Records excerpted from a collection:
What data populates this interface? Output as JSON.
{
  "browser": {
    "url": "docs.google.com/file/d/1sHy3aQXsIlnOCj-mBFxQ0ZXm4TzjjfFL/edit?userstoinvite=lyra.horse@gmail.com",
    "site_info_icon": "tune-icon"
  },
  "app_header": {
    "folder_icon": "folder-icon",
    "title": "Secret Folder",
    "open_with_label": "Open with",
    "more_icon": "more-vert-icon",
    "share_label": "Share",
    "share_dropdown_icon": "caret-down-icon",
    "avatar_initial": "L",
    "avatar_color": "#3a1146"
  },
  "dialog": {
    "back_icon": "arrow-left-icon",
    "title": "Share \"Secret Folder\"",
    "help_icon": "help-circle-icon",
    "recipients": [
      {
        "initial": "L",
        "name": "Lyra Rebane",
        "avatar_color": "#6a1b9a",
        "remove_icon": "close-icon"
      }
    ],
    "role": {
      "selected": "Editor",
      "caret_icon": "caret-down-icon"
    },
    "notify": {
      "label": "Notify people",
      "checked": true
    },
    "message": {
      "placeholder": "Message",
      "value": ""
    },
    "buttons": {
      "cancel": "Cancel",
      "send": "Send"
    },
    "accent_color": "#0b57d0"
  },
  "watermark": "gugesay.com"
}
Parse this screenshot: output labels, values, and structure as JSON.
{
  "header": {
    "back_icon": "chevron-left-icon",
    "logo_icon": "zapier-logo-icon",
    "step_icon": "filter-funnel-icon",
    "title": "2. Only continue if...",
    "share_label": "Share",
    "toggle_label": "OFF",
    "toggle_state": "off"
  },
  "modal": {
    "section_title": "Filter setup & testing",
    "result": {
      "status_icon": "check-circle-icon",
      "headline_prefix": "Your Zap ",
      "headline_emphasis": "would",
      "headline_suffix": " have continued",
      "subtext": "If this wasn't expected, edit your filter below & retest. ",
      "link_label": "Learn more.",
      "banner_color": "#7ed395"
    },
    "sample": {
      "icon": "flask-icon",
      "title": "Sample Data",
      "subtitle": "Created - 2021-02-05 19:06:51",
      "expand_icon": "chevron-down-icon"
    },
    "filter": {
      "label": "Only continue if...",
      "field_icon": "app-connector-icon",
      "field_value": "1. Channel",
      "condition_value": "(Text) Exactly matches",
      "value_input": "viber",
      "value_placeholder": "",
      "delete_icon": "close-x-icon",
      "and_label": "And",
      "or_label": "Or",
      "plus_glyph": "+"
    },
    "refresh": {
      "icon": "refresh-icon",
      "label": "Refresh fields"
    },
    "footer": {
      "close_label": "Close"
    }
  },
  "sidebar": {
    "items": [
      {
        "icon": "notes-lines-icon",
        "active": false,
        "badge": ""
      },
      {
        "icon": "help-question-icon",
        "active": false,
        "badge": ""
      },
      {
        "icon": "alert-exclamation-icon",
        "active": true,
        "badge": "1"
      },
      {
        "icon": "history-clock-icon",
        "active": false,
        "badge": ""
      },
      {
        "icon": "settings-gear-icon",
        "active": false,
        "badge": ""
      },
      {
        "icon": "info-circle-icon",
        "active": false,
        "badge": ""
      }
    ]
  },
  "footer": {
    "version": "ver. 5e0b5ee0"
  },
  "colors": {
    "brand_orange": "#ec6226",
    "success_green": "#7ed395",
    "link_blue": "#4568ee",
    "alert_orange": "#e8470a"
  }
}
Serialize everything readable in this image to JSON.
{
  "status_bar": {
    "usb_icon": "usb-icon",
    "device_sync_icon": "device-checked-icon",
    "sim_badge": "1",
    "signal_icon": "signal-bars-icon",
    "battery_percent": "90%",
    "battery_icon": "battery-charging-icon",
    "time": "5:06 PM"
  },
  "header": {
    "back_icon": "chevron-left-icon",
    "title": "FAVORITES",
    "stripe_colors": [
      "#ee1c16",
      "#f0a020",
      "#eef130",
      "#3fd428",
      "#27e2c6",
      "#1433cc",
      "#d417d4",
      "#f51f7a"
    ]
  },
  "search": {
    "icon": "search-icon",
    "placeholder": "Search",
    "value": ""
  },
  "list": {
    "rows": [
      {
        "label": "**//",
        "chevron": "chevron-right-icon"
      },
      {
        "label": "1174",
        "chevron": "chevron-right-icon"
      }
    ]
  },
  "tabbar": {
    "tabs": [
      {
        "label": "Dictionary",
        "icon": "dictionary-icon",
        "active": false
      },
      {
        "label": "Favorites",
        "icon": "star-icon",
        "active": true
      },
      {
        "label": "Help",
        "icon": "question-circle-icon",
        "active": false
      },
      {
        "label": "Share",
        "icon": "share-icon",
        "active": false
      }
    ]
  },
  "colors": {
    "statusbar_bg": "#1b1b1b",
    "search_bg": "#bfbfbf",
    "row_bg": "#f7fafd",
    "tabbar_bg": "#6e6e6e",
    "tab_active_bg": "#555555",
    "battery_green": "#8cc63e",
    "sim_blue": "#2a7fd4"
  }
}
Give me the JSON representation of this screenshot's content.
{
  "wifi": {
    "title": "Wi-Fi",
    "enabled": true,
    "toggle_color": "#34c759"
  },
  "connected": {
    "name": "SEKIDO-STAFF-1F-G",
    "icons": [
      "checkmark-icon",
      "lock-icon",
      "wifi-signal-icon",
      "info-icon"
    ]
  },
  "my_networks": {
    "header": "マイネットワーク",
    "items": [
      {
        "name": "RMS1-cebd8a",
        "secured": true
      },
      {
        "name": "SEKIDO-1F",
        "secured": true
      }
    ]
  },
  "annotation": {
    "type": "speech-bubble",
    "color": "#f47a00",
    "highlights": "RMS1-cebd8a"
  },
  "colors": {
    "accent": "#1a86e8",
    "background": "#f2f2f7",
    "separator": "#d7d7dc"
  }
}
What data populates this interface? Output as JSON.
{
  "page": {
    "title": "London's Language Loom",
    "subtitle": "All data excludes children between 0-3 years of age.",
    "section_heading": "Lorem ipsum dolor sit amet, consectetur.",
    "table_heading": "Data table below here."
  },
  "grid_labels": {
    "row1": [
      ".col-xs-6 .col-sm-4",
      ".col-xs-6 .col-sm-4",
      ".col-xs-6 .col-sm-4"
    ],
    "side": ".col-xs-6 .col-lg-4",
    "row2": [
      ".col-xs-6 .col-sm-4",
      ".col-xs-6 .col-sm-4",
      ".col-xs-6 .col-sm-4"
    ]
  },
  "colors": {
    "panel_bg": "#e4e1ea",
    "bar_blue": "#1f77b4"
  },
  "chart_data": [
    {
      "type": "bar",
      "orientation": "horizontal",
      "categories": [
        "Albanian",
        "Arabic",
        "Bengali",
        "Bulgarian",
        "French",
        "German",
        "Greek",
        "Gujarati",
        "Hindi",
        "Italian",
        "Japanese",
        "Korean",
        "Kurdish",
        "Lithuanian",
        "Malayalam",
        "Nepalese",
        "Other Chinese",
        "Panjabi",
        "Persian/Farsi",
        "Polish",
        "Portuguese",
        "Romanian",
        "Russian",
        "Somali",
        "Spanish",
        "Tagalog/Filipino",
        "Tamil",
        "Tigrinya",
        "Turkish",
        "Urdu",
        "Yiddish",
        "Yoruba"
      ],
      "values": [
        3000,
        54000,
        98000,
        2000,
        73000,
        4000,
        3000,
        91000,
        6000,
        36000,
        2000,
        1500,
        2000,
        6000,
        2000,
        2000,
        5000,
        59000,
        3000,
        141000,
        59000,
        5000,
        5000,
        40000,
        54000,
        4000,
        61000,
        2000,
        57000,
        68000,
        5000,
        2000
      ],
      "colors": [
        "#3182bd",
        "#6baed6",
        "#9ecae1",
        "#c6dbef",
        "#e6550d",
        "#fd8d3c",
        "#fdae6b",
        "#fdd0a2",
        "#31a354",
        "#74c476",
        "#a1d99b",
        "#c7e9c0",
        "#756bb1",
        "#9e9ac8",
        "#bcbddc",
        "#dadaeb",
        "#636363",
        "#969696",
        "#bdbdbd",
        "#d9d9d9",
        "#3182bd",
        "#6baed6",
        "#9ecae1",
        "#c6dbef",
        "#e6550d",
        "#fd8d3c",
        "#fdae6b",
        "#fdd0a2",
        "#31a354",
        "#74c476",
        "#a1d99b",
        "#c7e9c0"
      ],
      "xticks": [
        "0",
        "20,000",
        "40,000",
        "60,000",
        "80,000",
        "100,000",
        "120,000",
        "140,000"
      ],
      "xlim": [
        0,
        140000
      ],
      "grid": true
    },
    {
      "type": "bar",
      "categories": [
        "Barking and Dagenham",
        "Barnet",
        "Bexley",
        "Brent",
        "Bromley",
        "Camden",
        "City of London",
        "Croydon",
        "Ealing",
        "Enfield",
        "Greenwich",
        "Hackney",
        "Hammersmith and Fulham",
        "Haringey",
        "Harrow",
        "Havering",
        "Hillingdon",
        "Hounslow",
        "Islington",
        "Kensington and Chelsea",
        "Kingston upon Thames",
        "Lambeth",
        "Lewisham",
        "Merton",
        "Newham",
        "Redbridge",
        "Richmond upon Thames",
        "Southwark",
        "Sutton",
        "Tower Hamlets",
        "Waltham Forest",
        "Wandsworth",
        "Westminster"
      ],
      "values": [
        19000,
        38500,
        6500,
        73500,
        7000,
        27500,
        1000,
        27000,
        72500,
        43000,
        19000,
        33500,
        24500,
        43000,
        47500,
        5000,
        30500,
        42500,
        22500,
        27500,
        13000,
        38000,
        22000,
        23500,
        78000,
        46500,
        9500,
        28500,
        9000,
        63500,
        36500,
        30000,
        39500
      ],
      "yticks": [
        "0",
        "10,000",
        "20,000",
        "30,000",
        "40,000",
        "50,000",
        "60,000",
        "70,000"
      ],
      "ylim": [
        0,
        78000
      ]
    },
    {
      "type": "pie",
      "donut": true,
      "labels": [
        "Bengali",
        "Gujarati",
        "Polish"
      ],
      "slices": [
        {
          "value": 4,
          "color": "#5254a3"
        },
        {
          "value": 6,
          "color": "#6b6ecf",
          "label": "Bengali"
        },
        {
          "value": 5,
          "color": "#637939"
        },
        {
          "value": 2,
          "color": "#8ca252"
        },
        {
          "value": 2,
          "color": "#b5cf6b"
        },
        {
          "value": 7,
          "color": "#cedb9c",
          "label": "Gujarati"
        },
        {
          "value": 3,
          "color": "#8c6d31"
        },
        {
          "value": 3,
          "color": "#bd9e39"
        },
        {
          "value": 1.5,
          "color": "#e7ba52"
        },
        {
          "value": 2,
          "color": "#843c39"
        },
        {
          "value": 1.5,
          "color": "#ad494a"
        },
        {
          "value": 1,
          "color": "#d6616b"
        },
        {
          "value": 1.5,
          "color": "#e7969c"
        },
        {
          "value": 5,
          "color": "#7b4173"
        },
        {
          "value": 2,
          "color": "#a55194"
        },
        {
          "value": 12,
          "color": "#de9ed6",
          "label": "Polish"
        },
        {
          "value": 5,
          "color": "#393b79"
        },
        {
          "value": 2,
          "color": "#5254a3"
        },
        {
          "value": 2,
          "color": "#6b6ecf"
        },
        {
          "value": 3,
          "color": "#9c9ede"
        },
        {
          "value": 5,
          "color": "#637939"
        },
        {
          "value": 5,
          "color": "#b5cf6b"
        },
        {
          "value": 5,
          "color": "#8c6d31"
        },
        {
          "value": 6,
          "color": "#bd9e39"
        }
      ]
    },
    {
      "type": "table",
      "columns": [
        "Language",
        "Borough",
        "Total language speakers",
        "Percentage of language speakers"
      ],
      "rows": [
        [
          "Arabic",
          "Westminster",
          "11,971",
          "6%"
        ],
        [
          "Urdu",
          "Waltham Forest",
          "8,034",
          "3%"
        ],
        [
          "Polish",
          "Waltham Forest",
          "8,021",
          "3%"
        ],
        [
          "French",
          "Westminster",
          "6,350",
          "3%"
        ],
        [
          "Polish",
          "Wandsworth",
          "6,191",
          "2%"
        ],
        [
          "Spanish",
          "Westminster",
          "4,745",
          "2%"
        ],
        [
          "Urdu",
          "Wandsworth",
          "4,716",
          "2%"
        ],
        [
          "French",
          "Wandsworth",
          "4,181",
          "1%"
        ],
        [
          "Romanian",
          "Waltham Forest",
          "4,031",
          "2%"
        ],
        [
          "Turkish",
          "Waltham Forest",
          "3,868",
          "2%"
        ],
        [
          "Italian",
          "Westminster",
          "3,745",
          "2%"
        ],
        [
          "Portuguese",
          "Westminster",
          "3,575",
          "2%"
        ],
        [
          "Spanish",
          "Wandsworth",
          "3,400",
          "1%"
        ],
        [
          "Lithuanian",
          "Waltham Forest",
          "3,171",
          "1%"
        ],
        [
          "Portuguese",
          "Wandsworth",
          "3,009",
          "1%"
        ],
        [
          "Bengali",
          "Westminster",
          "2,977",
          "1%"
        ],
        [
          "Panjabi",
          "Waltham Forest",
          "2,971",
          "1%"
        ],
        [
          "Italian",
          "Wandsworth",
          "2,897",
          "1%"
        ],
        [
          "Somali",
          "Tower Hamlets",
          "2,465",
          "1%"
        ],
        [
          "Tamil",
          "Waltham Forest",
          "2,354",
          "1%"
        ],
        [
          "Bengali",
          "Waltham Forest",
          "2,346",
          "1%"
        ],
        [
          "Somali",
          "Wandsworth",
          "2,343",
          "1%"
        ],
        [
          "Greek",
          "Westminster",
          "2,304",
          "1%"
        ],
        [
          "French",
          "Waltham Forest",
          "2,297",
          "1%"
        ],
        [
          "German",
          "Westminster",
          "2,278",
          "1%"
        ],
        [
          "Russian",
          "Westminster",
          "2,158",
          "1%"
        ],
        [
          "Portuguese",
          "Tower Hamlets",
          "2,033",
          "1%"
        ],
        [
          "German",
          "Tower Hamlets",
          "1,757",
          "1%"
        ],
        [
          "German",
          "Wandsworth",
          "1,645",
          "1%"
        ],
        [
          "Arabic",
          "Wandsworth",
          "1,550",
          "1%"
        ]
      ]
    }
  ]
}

GIVEN TASK:
Locate the lines above that hold the word "Thames". Show every one of them.

RESULT:
        "Kingston upon Thames",
        "Richmond upon Thames",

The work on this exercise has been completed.